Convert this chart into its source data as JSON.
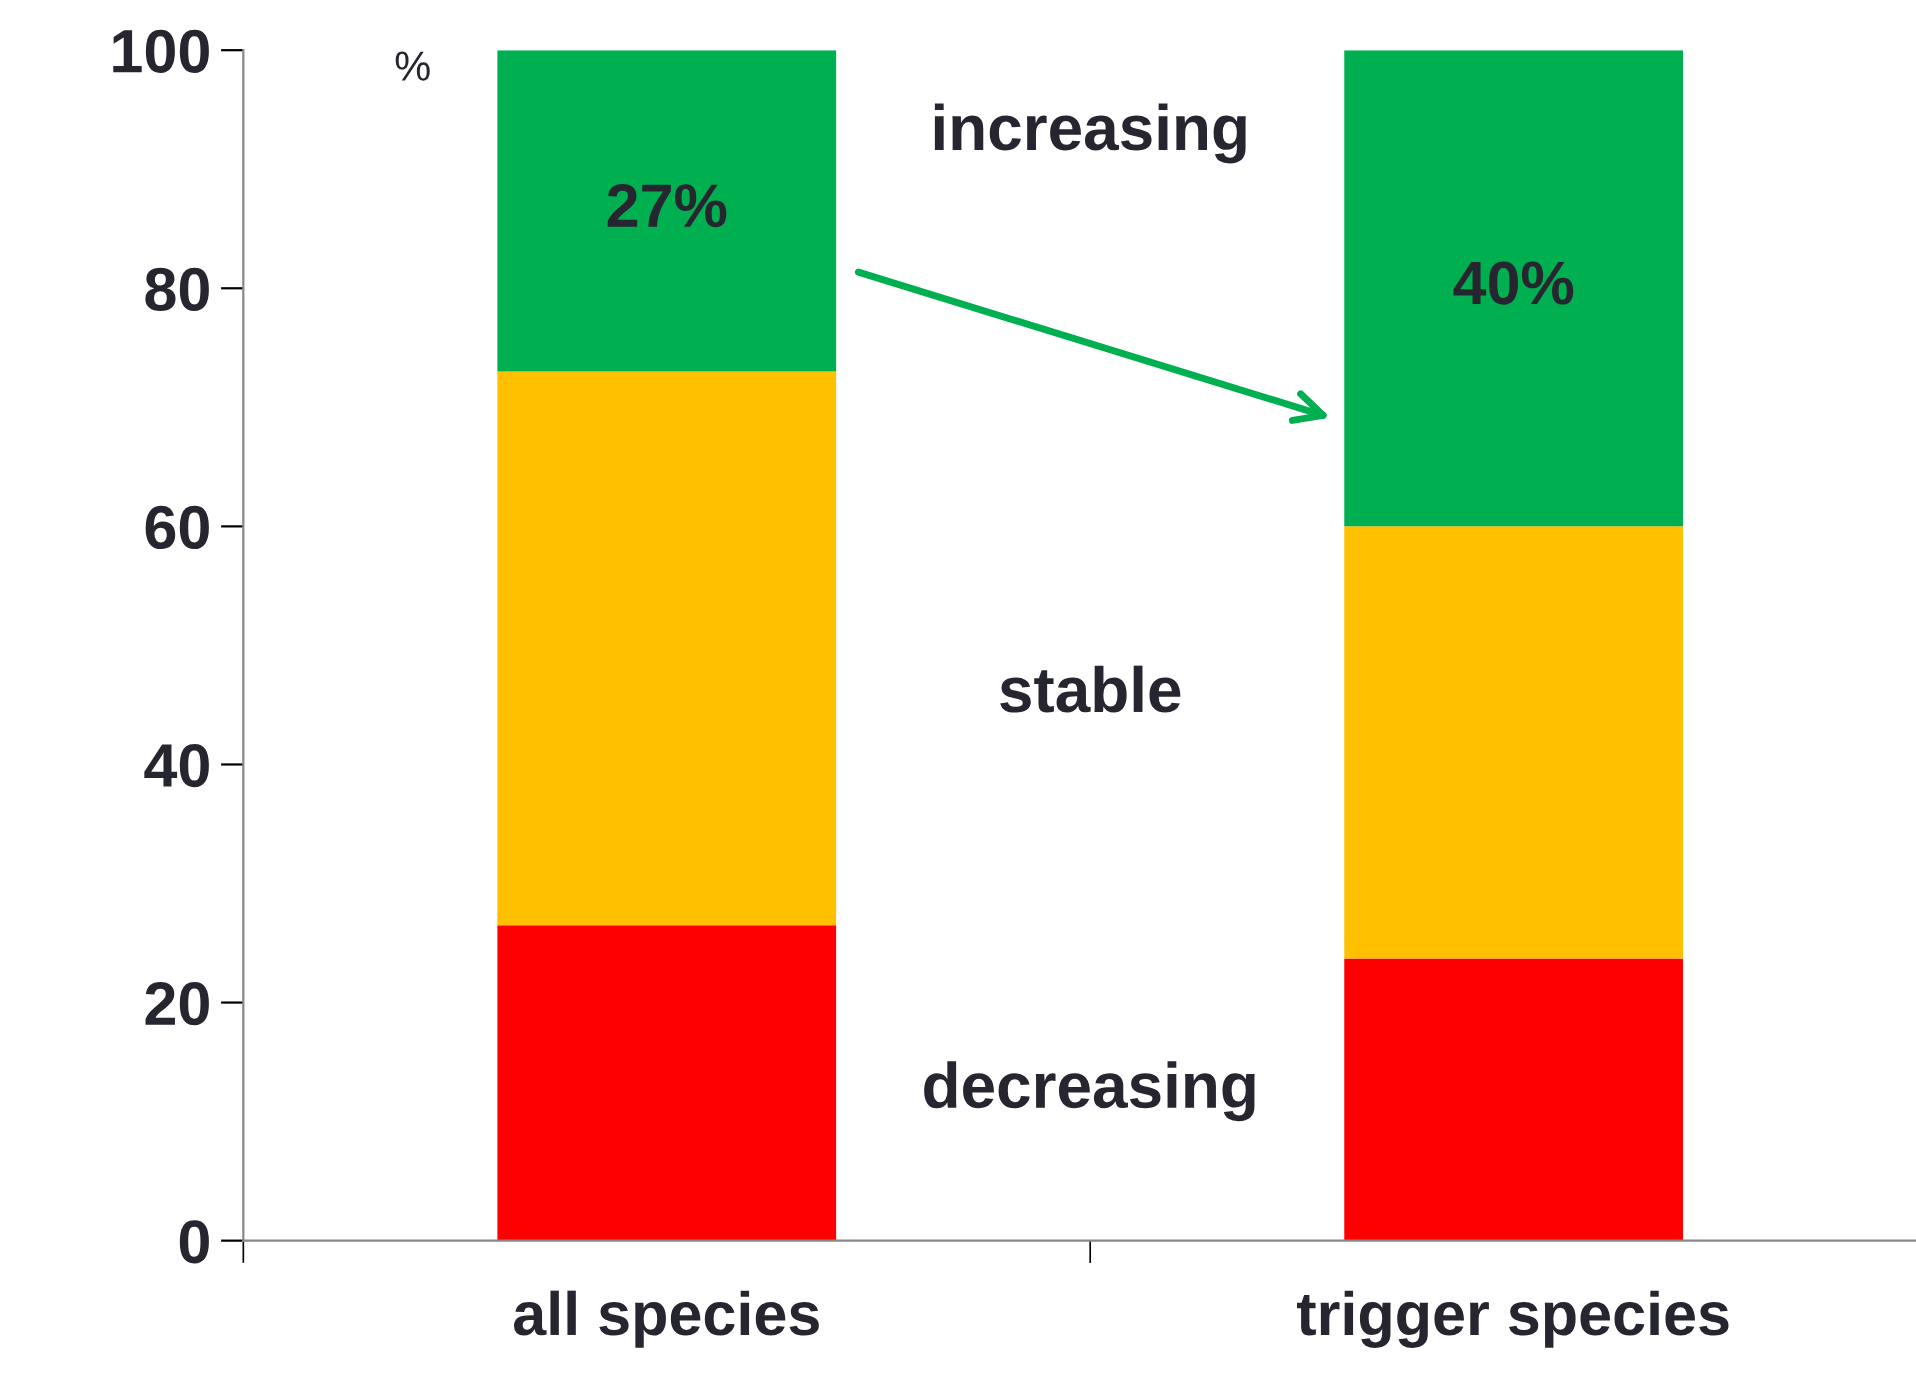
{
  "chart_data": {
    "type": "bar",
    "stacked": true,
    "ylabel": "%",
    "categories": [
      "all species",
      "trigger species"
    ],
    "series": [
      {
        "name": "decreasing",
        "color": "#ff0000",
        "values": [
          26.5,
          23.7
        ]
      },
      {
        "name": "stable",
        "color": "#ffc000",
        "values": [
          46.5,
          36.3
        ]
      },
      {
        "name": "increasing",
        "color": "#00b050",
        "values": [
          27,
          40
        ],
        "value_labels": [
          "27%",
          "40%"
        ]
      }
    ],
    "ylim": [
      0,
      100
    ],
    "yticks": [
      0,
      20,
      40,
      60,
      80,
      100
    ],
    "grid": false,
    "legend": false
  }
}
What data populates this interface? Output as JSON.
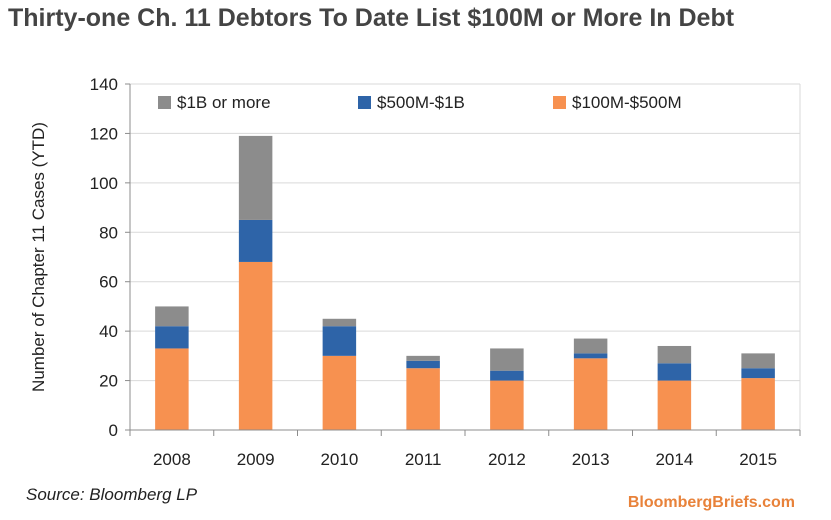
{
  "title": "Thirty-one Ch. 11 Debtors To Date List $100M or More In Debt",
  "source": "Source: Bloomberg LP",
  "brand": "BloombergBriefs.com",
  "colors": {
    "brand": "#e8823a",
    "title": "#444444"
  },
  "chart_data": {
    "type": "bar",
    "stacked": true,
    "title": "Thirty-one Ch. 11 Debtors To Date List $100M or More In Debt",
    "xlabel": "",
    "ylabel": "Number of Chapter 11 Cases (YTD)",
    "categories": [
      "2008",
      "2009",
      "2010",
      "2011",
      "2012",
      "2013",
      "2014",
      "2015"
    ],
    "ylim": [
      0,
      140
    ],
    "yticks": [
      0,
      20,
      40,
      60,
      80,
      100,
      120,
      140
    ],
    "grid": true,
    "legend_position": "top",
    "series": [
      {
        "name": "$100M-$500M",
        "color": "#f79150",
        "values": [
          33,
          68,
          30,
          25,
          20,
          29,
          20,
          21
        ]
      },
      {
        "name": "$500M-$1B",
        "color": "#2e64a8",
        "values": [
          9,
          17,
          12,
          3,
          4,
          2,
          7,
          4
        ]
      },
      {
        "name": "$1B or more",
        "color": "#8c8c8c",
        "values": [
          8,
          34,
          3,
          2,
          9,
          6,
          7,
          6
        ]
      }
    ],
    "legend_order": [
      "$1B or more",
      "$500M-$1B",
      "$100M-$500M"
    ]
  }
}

--------------------------------------------------

What is required: Reproduce each entry precisely, dropping only the pictures.

Right answer:
Convert this chart into its source data as JSON.
{
  "chart_data": {
    "type": "bar",
    "stacked": true,
    "ylabel": "%",
    "categories": [
      "all species",
      "trigger species"
    ],
    "series": [
      {
        "name": "decreasing",
        "color": "#ff0000",
        "values": [
          26.5,
          23.7
        ]
      },
      {
        "name": "stable",
        "color": "#ffc000",
        "values": [
          46.5,
          36.3
        ]
      },
      {
        "name": "increasing",
        "color": "#00b050",
        "values": [
          27,
          40
        ],
        "value_labels": [
          "27%",
          "40%"
        ]
      }
    ],
    "ylim": [
      0,
      100
    ],
    "yticks": [
      0,
      20,
      40,
      60,
      80,
      100
    ],
    "grid": false,
    "legend": false
  }
}
What data populates this interface? Output as JSON.
{
  "title": "Thirty-one Ch. 11 Debtors To Date List $100M or More In Debt",
  "source": "Source: Bloomberg LP",
  "brand": "BloombergBriefs.com",
  "colors": {
    "brand": "#e8823a",
    "title": "#444444"
  },
  "chart_data": {
    "type": "bar",
    "stacked": true,
    "title": "Thirty-one Ch. 11 Debtors To Date List $100M or More In Debt",
    "xlabel": "",
    "ylabel": "Number of Chapter 11 Cases (YTD)",
    "categories": [
      "2008",
      "2009",
      "2010",
      "2011",
      "2012",
      "2013",
      "2014",
      "2015"
    ],
    "ylim": [
      0,
      140
    ],
    "yticks": [
      0,
      20,
      40,
      60,
      80,
      100,
      120,
      140
    ],
    "grid": true,
    "legend_position": "top",
    "series": [
      {
        "name": "$100M-$500M",
        "color": "#f79150",
        "values": [
          33,
          68,
          30,
          25,
          20,
          29,
          20,
          21
        ]
      },
      {
        "name": "$500M-$1B",
        "color": "#2e64a8",
        "values": [
          9,
          17,
          12,
          3,
          4,
          2,
          7,
          4
        ]
      },
      {
        "name": "$1B or more",
        "color": "#8c8c8c",
        "values": [
          8,
          34,
          3,
          2,
          9,
          6,
          7,
          6
        ]
      }
    ],
    "legend_order": [
      "$1B or more",
      "$500M-$1B",
      "$100M-$500M"
    ]
  }
}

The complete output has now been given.